◆ **DESCRIPTION OF THE TASK**:
The entries below are to be repeated exactly as they stand.

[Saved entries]
§ §

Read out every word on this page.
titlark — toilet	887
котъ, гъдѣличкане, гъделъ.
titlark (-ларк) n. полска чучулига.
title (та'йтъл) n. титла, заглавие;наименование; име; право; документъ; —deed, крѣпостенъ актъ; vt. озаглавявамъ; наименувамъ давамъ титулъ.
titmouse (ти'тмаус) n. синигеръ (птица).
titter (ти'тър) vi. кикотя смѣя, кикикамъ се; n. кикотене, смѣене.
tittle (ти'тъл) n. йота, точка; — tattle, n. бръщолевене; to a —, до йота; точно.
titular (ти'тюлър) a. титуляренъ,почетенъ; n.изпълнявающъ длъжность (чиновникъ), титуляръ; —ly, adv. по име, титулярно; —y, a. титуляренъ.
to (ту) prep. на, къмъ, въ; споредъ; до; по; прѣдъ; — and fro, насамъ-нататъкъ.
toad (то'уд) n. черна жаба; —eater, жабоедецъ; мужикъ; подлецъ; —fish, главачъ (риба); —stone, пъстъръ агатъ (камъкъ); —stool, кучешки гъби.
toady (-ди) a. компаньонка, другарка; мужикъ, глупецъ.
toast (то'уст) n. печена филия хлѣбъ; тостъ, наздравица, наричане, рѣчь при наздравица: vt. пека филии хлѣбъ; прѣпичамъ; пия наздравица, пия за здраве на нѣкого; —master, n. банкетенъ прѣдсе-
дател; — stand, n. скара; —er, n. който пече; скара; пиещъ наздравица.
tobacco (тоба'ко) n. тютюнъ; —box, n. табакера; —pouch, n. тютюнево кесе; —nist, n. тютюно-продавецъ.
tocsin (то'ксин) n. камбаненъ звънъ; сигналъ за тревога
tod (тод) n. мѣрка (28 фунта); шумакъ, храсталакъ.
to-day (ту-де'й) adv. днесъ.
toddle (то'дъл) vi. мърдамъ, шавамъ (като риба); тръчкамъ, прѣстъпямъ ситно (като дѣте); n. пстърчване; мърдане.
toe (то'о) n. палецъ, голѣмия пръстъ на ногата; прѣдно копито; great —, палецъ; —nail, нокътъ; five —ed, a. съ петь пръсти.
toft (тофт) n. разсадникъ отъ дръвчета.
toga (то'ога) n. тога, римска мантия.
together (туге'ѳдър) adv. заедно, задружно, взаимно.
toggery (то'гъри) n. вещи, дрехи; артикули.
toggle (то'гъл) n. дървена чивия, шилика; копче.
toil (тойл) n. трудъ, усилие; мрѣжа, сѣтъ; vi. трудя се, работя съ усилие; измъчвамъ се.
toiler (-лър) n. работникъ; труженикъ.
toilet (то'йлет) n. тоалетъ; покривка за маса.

§ §

◆ **OUTPUT FOR THIS EXERCISE**:
Read out every word on this page.
titlark — toilet	887
котъ, гъдѣличкане, гъделъ.
titlark (-ларк) n. полска чучулига.
title (та'йтъл) n. титла, заглавие;наименование; име; право; документъ; —deed, крѣпостенъ актъ; vt. озаглавявамъ; наименувамъ давамъ титулъ.
titmouse (ти'тмаус) n. синигеръ (птица).
titter (ти'тър) vi. кикотя смѣя, кикикамъ се; n. кикотене, смѣене.
tittle (ти'тъл) n. йота, точка; — tattle, n. бръщолевене; to a —, до йота; точно.
titular (ти'тюлър) a. титуляренъ,почетенъ; n.изпълнявающъ длъжность (чиновникъ), титуляръ; —ly, adv. по име, титулярно; —y, a. титуляренъ.
to (ту) prep. на, къмъ, въ; споредъ; до; по; прѣдъ; — and fro, насамъ-нататъкъ.
toad (то'уд) n. черна жаба; —eater, жабоедецъ; мужикъ; подлецъ; —fish, главачъ (риба); —stone, пъстъръ агатъ (камъкъ); —stool, кучешки гъби.
toady (-ди) a. компаньонка, другарка; мужикъ, глупецъ.
toast (то'уст) n. печена филия хлѣбъ; тостъ, наздравица, наричане, рѣчь при наздравица: vt. пека филии хлѣбъ; прѣпичамъ; пия наздравица, пия за здраве на нѣкого; —master, n. банкетенъ прѣдсе-
дател; — stand, n. скара; —er, n. който пече; скара; пиещъ наздравица.
tobacco (тоба'ко) n. тютюнъ; —box, n. табакера; —pouch, n. тютюнево кесе; —nist, n. тютюно-продавецъ.
tocsin (то'ксин) n. камбаненъ звънъ; сигналъ за тревога
tod (тод) n. мѣрка (28 фунта); шумакъ, храсталакъ.
to-day (ту-де'й) adv. днесъ.
toddle (то'дъл) vi. мърдамъ, шавамъ (като риба); тръчкамъ, прѣстъпямъ ситно (като дѣте); n. пстърчване; мърдане.
toe (то'о) n. палецъ, голѣмия пръстъ на ногата; прѣдно копито; great —, палецъ; —nail, нокътъ; five —ed, a. съ петь пръсти.
toft (тофт) n. разсадникъ отъ дръвчета.
toga (то'ога) n. тога, римска мантия.
together (туге'ѳдър) adv. заедно, задружно, взаимно.
toggery (то'гъри) n. вещи, дрехи; артикули.
toggle (то'гъл) n. дървена чивия, шилика; копче.
toil (тойл) n. трудъ, усилие; мрѣжа, сѣтъ; vi. трудя се, работя съ усилие; измъчвамъ се.
toiler (-лър) n. работникъ; труженикъ.
toilet (то'йлет) n. тоалетъ; покривка за маса.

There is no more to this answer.